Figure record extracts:
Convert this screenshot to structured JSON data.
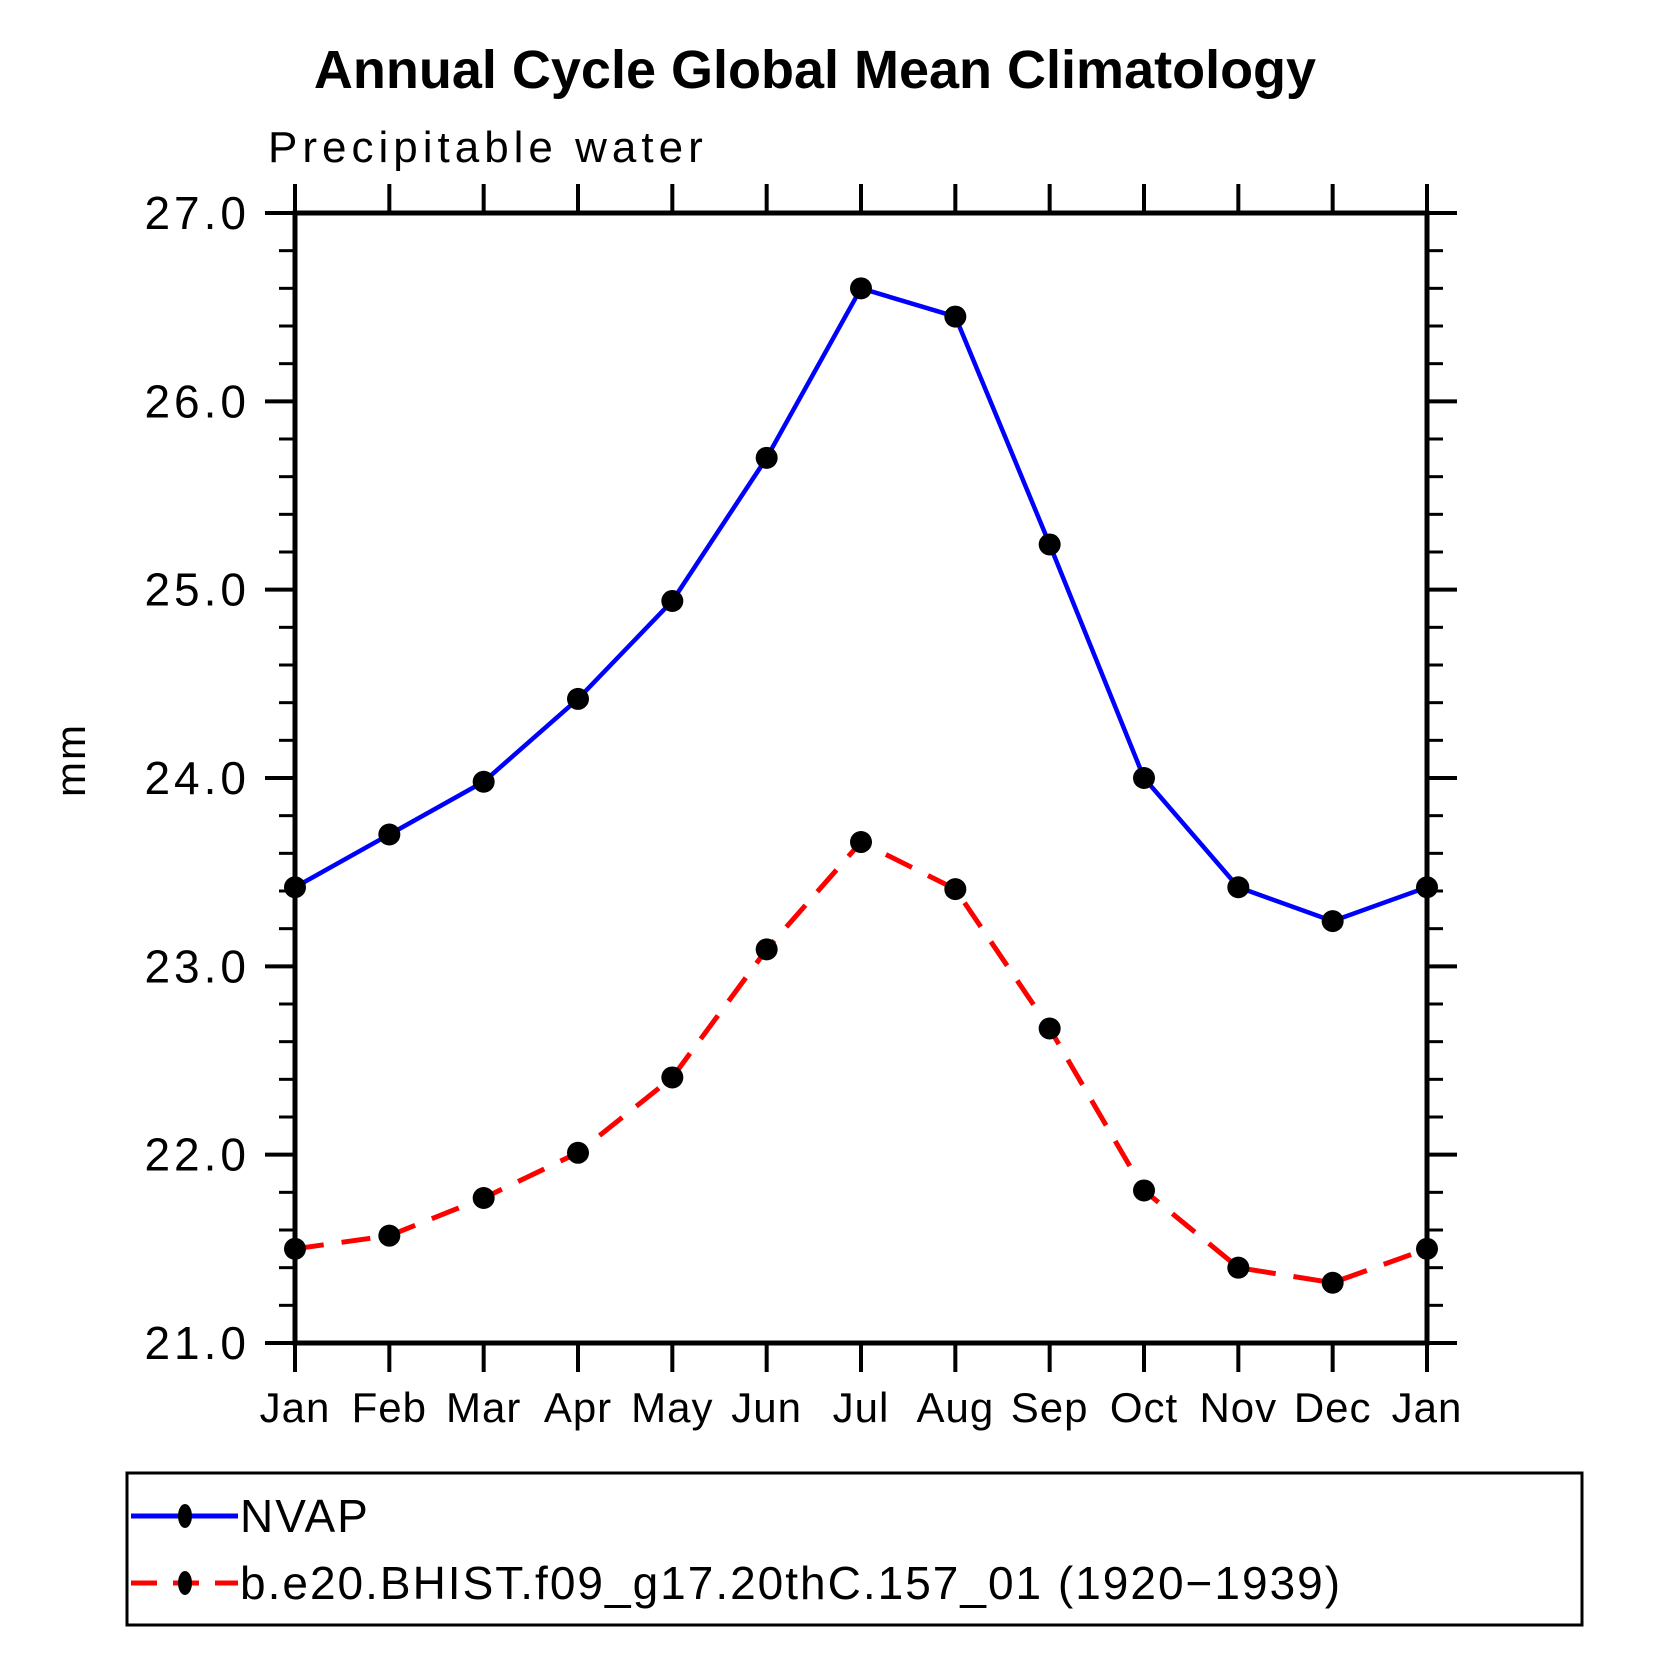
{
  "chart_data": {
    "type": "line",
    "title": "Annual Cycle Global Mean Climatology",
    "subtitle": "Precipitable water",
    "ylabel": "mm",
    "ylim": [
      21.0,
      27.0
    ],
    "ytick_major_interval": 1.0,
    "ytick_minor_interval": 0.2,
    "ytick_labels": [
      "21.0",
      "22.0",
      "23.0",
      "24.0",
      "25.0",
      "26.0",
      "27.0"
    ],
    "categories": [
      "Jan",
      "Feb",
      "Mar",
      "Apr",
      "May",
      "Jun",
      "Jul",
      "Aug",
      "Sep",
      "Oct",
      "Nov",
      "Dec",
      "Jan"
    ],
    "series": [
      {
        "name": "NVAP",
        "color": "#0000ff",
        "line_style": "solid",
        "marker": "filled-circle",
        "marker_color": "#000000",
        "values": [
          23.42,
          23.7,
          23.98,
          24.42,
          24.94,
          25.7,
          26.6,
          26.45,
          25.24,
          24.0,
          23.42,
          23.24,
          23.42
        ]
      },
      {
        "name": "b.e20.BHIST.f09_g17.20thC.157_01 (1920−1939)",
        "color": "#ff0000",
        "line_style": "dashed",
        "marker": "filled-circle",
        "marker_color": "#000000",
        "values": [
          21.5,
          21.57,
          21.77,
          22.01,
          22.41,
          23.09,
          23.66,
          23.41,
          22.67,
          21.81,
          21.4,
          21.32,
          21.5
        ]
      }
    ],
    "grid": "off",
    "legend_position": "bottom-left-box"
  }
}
--
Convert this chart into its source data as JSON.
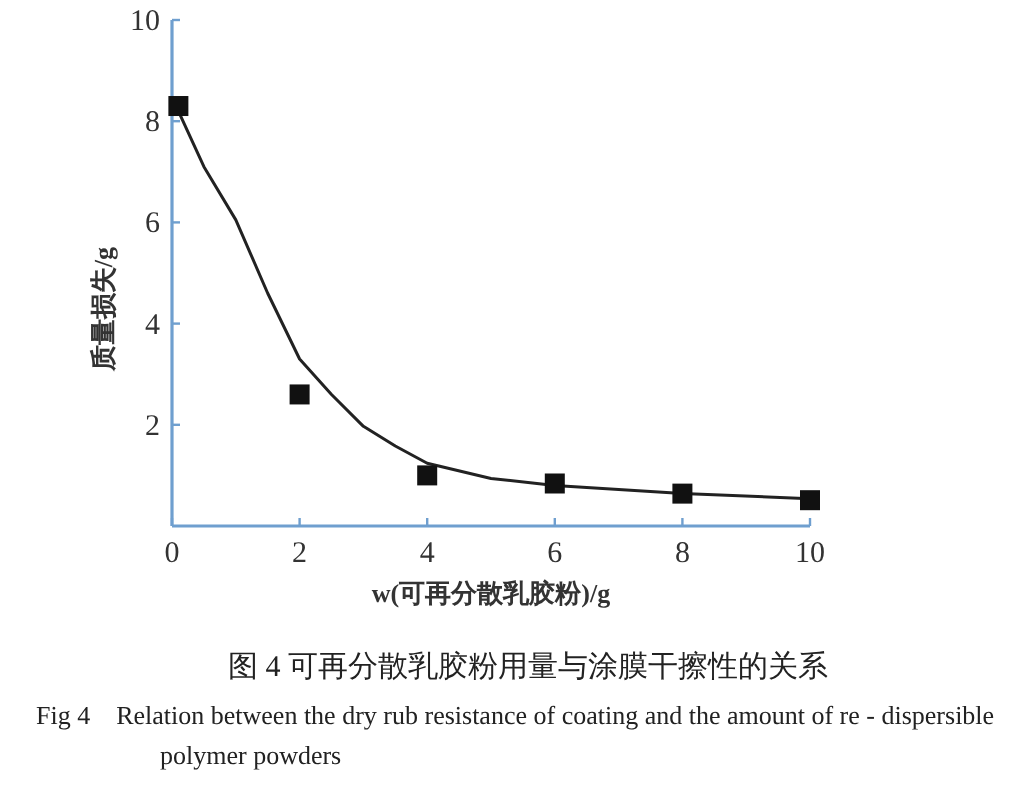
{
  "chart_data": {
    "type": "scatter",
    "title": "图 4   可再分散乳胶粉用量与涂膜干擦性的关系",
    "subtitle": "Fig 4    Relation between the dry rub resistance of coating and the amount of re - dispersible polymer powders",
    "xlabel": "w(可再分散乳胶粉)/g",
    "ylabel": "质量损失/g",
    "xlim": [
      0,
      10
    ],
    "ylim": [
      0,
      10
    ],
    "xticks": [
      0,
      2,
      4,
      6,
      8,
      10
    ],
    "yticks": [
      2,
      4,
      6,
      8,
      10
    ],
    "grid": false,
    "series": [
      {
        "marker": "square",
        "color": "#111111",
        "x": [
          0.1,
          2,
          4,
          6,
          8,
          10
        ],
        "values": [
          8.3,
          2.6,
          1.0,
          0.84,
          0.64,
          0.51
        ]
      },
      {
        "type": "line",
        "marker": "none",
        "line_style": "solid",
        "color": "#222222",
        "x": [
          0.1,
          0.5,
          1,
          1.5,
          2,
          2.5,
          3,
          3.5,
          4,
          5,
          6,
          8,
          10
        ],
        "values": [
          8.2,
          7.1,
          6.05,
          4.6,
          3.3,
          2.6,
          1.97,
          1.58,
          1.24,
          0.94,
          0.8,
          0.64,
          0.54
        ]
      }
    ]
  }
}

Work instructions: List every line above containing the word "subtitle".

The answer:
    "subtitle": "Precipitable water",
    "subtitle": "Fig 4    Relation between the dry rub resistance of coating and the amount of re - dispersible polymer powders",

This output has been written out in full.